Available records
--- Start ---

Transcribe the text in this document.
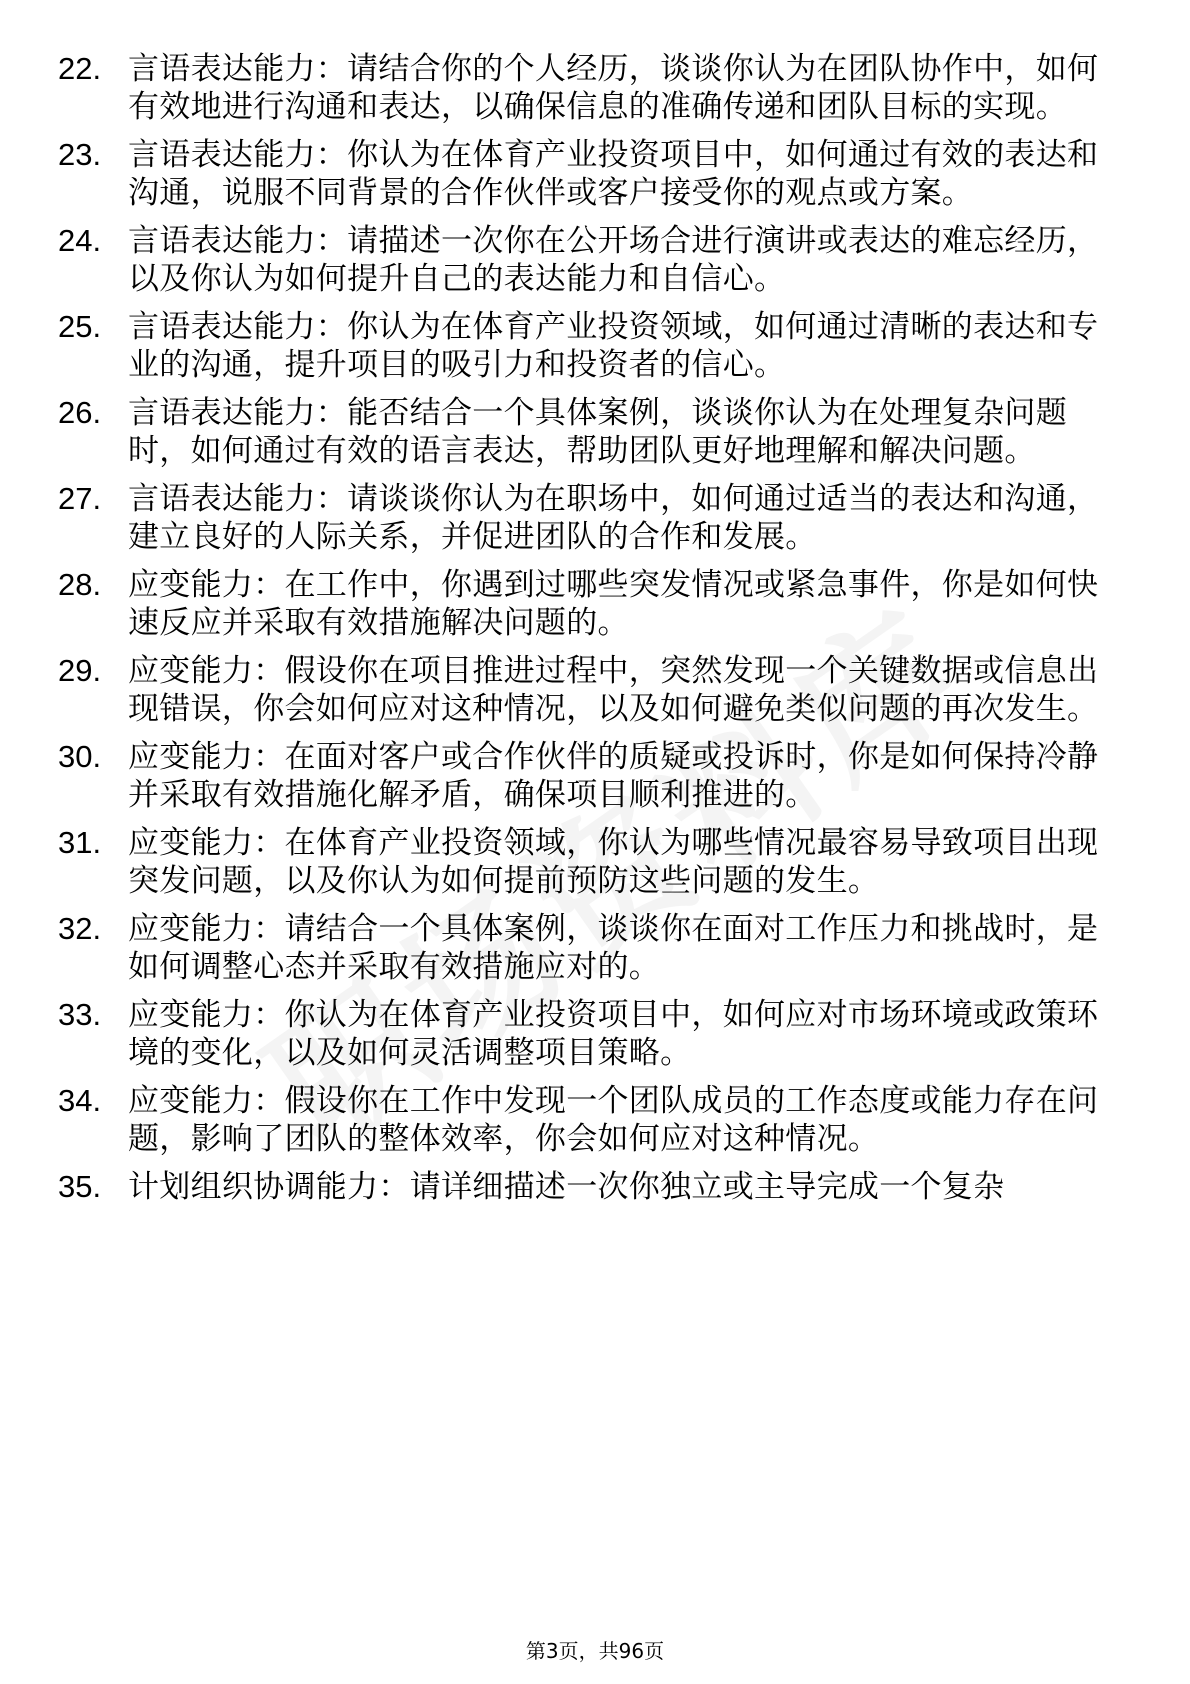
22. 言语表达能力：请结合你的个人经历，谈谈你认为在团队协作中，如何有效地进行沟通和表达，以确保信息的准确传递和团队目标的实现。
23. 言语表达能力：你认为在体育产业投资项目中，如何通过有效的表达和沟通，说服不同背景的合作伙伴或客户接受你的观点或方案。
24. 言语表达能力：请描述一次你在公开场合进行演讲或表达的难忘经历，以及你认为如何提升自己的表达能力和自信心。
25. 言语表达能力：你认为在体育产业投资领域，如何通过清晰的表达和专业的沟通，提升项目的吸引力和投资者的信心。
26. 言语表达能力：能否结合一个具体案例，谈谈你认为在处理复杂问题时，如何通过有效的语言表达，帮助团队更好地理解和解决问题。
27. 言语表达能力：请谈谈你认为在职场中，如何通过适当的表达和沟通，建立良好的人际关系，并促进团队的合作和发展。
28. 应变能力：在工作中，你遇到过哪些突发情况或紧急事件，你是如何快速反应并采取有效措施解决问题的。
29. 应变能力：假设你在项目推进过程中，突然发现一个关键数据或信息出现错误，你会如何应对这种情况，以及如何避免类似问题的再次发生。
30. 应变能力：在面对客户或合作伙伴的质疑或投诉时，你是如何保持冷静并采取有效措施化解矛盾，确保项目顺利推进的。
31. 应变能力：在体育产业投资领域，你认为哪些情况最容易导致项目出现突发问题，以及你认为如何提前预防这些问题的发生。
32. 应变能力：请结合一个具体案例，谈谈你在面对工作压力和挑战时，是如何调整心态并采取有效措施应对的。
33. 应变能力：你认为在体育产业投资项目中，如何应对市场环境或政策环境的变化，以及如何灵活调整项目策略。
34. 应变能力：假设你在工作中发现一个团队成员的工作态度或能力存在问题，影响了团队的整体效率，你会如何应对这种情况。
35. 计划组织协调能力：请详细描述一次你独立或主导完成一个复杂
第3页，共96页
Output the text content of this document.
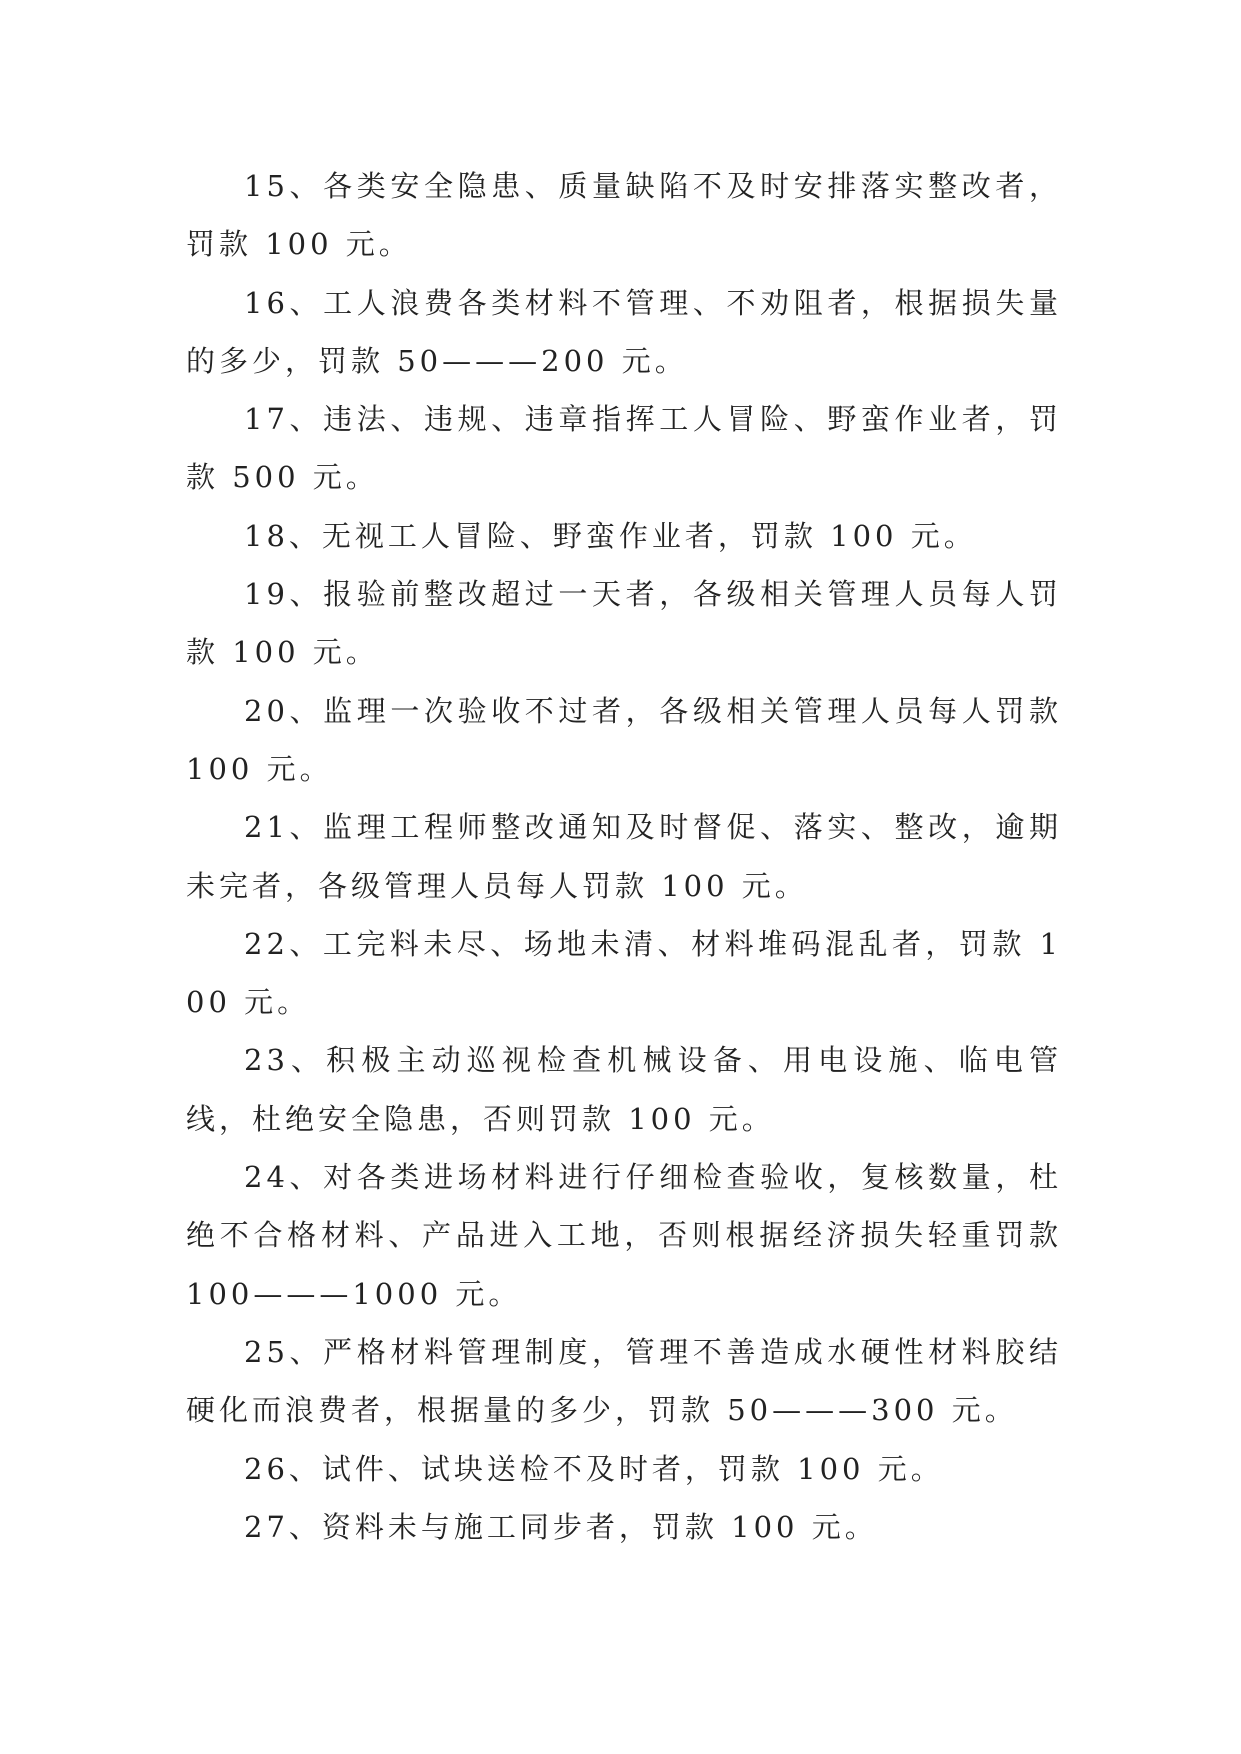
15、各类安全隐患、质量缺陷不及时安排落实整改者，罚款 100 元。

16、工人浪费各类材料不管理、不劝阻者，根据损失量的多少，罚款 50———200 元。

17、违法、违规、违章指挥工人冒险、野蛮作业者，罚款 500 元。

18、无视工人冒险、野蛮作业者，罚款 100 元。

19、报验前整改超过一天者，各级相关管理人员每人罚款 100 元。

20、监理一次验收不过者，各级相关管理人员每人罚款 100 元。

21、监理工程师整改通知及时督促、落实、整改，逾期未完者，各级管理人员每人罚款 100 元。

22、工完料未尽、场地未清、材料堆码混乱者，罚款 100 元。

23、积极主动巡视检查机械设备、用电设施、临电管线，杜绝安全隐患，否则罚款 100 元。

24、对各类进场材料进行仔细检查验收，复核数量，杜绝不合格材料、产品进入工地，否则根据经济损失轻重罚款 100———1000 元。

25、严格材料管理制度，管理不善造成水硬性材料胶结硬化而浪费者，根据量的多少，罚款 50———300 元。

26、试件、试块送检不及时者，罚款 100 元。

27、资料未与施工同步者，罚款 100 元。
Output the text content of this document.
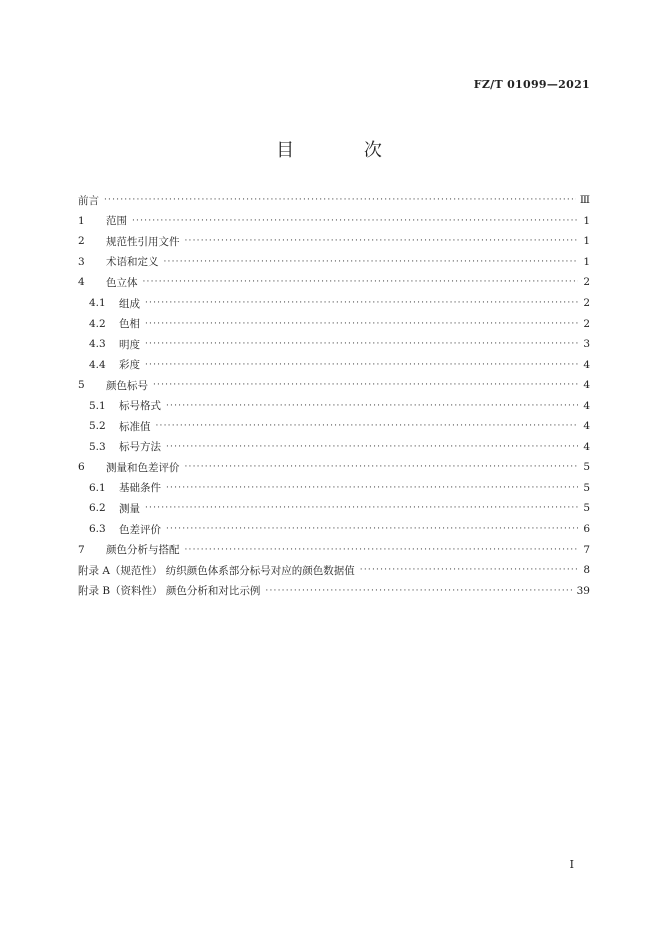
FZ/T 01099—2021
目 次
前言 ·····	Ⅲ
1	范围 ·····	1
2	规范性引用文件 ·····	1
3	术语和定义 ·····	1
4	色立体 ·····	2
4.1	组成 ·····	2
4.2	色相 ·····	2
4.3	明度 ·····	3
4.4	彩度 ·····	4
5	颜色标号 ·····	4
5.1	标号格式 ·····	4
5.2	标准值 ·····	4
5.3	标号方法 ·····	4
6	测量和色差评价 ·····	5
6.1	基础条件 ·····	5
6.2	测量 ·····	5
6.3	色差评价 ·····	6
7	颜色分析与搭配 ·····	7
附录 A（规范性） 纺织颜色体系部分标号对应的颜色数据值 ·····	8
附录 B（资料性） 颜色分析和对比示例 ·····	39
I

--- End ---

Short task
Can you retype every record above exactly, leaving out the pictures?

Final result
Transcribe the text in this document.
22. 言语表达能力：请结合你的个人经历，谈谈你认为在团队协作中，如何有效地进行沟通和表达，以确保信息的准确传递和团队目标的实现。
23. 言语表达能力：你认为在体育产业投资项目中，如何通过有效的表达和沟通，说服不同背景的合作伙伴或客户接受你的观点或方案。
24. 言语表达能力：请描述一次你在公开场合进行演讲或表达的难忘经历，以及你认为如何提升自己的表达能力和自信心。
25. 言语表达能力：你认为在体育产业投资领域，如何通过清晰的表达和专业的沟通，提升项目的吸引力和投资者的信心。
26. 言语表达能力：能否结合一个具体案例，谈谈你认为在处理复杂问题时，如何通过有效的语言表达，帮助团队更好地理解和解决问题。
27. 言语表达能力：请谈谈你认为在职场中，如何通过适当的表达和沟通，建立良好的人际关系，并促进团队的合作和发展。
28. 应变能力：在工作中，你遇到过哪些突发情况或紧急事件，你是如何快速反应并采取有效措施解决问题的。
29. 应变能力：假设你在项目推进过程中，突然发现一个关键数据或信息出现错误，你会如何应对这种情况，以及如何避免类似问题的再次发生。
30. 应变能力：在面对客户或合作伙伴的质疑或投诉时，你是如何保持冷静并采取有效措施化解矛盾，确保项目顺利推进的。
31. 应变能力：在体育产业投资领域，你认为哪些情况最容易导致项目出现突发问题，以及你认为如何提前预防这些问题的发生。
32. 应变能力：请结合一个具体案例，谈谈你在面对工作压力和挑战时，是如何调整心态并采取有效措施应对的。
33. 应变能力：你认为在体育产业投资项目中，如何应对市场环境或政策环境的变化，以及如何灵活调整项目策略。
34. 应变能力：假设你在工作中发现一个团队成员的工作态度或能力存在问题，影响了团队的整体效率，你会如何应对这种情况。
35. 计划组织协调能力：请详细描述一次你独立或主导完成一个复杂
第3页，共96页
Output the text content of this document.
15、各类安全隐患、质量缺陷不及时安排落实整改者，罚款 100 元。

16、工人浪费各类材料不管理、不劝阻者，根据损失量的多少，罚款 50———200 元。

17、违法、违规、违章指挥工人冒险、野蛮作业者，罚款 500 元。

18、无视工人冒险、野蛮作业者，罚款 100 元。

19、报验前整改超过一天者，各级相关管理人员每人罚款 100 元。

20、监理一次验收不过者，各级相关管理人员每人罚款 100 元。

21、监理工程师整改通知及时督促、落实、整改，逾期未完者，各级管理人员每人罚款 100 元。

22、工完料未尽、场地未清、材料堆码混乱者，罚款 100 元。

23、积极主动巡视检查机械设备、用电设施、临电管线，杜绝安全隐患，否则罚款 100 元。

24、对各类进场材料进行仔细检查验收，复核数量，杜绝不合格材料、产品进入工地，否则根据经济损失轻重罚款 100———1000 元。

25、严格材料管理制度，管理不善造成水硬性材料胶结硬化而浪费者，根据量的多少，罚款 50———300 元。

26、试件、试块送检不及时者，罚款 100 元。

27、资料未与施工同步者，罚款 100 元。
Output the text content of this document.
FZ/T 01099—2021
目 次
前言 ·····	Ⅲ
1	范围 ·····	1
2	规范性引用文件 ·····	1
3	术语和定义 ·····	1
4	色立体 ·····	2
4.1	组成 ·····	2
4.2	色相 ·····	2
4.3	明度 ·····	3
4.4	彩度 ·····	4
5	颜色标号 ·····	4
5.1	标号格式 ·····	4
5.2	标准值 ·····	4
5.3	标号方法 ·····	4
6	测量和色差评价 ·····	5
6.1	基础条件 ·····	5
6.2	测量 ·····	5
6.3	色差评价 ·····	6
7	颜色分析与搭配 ·····	7
附录 A（规范性） 纺织颜色体系部分标号对应的颜色数据值 ·····	8
附录 B（资料性） 颜色分析和对比示例 ·····	39
I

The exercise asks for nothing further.